Restate the entries below verbatim.

* * *

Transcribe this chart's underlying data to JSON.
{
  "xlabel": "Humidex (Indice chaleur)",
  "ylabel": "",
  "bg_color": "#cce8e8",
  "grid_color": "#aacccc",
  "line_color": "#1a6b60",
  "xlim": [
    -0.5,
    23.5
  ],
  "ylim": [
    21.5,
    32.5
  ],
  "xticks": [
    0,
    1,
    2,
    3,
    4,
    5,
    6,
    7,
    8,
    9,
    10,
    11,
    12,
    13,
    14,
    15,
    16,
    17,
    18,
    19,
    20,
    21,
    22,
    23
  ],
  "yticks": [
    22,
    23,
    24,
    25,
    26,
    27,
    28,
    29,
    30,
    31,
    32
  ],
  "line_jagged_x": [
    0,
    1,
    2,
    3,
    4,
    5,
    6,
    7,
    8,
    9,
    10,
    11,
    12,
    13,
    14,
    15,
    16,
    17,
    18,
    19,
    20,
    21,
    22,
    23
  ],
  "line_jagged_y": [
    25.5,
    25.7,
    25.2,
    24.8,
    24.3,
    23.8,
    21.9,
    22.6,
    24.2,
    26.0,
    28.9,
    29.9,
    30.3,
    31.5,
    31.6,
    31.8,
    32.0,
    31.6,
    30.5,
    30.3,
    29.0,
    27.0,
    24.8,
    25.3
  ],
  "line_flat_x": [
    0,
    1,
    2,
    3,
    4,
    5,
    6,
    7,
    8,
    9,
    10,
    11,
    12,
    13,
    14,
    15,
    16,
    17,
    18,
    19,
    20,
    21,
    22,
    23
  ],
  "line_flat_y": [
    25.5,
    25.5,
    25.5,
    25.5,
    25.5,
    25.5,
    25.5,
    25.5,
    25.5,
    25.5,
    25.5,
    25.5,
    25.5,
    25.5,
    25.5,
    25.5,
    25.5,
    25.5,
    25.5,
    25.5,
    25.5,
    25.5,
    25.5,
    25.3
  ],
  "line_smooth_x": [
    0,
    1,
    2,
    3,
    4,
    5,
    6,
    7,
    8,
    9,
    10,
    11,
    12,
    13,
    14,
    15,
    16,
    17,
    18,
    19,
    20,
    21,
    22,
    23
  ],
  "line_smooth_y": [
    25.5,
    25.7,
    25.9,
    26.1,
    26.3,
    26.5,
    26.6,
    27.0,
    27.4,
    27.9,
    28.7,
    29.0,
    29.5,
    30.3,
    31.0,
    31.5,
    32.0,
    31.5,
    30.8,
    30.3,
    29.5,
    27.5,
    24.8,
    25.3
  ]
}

* * *

## RESULT OF THE EXERCISE
Transcribe this chart's underlying data to JSON.
{
  "xlabel": "Humidex (Indice chaleur)",
  "ylabel": "",
  "bg_color": "#cce8e8",
  "grid_color": "#aacccc",
  "line_color": "#1a6b60",
  "xlim": [
    -0.5,
    23.5
  ],
  "ylim": [
    21.5,
    32.5
  ],
  "xticks": [
    0,
    1,
    2,
    3,
    4,
    5,
    6,
    7,
    8,
    9,
    10,
    11,
    12,
    13,
    14,
    15,
    16,
    17,
    18,
    19,
    20,
    21,
    22,
    23
  ],
  "yticks": [
    22,
    23,
    24,
    25,
    26,
    27,
    28,
    29,
    30,
    31,
    32
  ],
  "line_jagged_x": [
    0,
    1,
    2,
    3,
    4,
    5,
    6,
    7,
    8,
    9,
    10,
    11,
    12,
    13,
    14,
    15,
    16,
    17,
    18,
    19,
    20,
    21,
    22,
    23
  ],
  "line_jagged_y": [
    25.5,
    25.7,
    25.2,
    24.8,
    24.3,
    23.8,
    21.9,
    22.6,
    24.2,
    26.0,
    28.9,
    29.9,
    30.3,
    31.5,
    31.6,
    31.8,
    32.0,
    31.6,
    30.5,
    30.3,
    29.0,
    27.0,
    24.8,
    25.3
  ],
  "line_flat_x": [
    0,
    1,
    2,
    3,
    4,
    5,
    6,
    7,
    8,
    9,
    10,
    11,
    12,
    13,
    14,
    15,
    16,
    17,
    18,
    19,
    20,
    21,
    22,
    23
  ],
  "line_flat_y": [
    25.5,
    25.5,
    25.5,
    25.5,
    25.5,
    25.5,
    25.5,
    25.5,
    25.5,
    25.5,
    25.5,
    25.5,
    25.5,
    25.5,
    25.5,
    25.5,
    25.5,
    25.5,
    25.5,
    25.5,
    25.5,
    25.5,
    25.5,
    25.3
  ],
  "line_smooth_x": [
    0,
    1,
    2,
    3,
    4,
    5,
    6,
    7,
    8,
    9,
    10,
    11,
    12,
    13,
    14,
    15,
    16,
    17,
    18,
    19,
    20,
    21,
    22,
    23
  ],
  "line_smooth_y": [
    25.5,
    25.7,
    25.9,
    26.1,
    26.3,
    26.5,
    26.6,
    27.0,
    27.4,
    27.9,
    28.7,
    29.0,
    29.5,
    30.3,
    31.0,
    31.5,
    32.0,
    31.5,
    30.8,
    30.3,
    29.5,
    27.5,
    24.8,
    25.3
  ]
}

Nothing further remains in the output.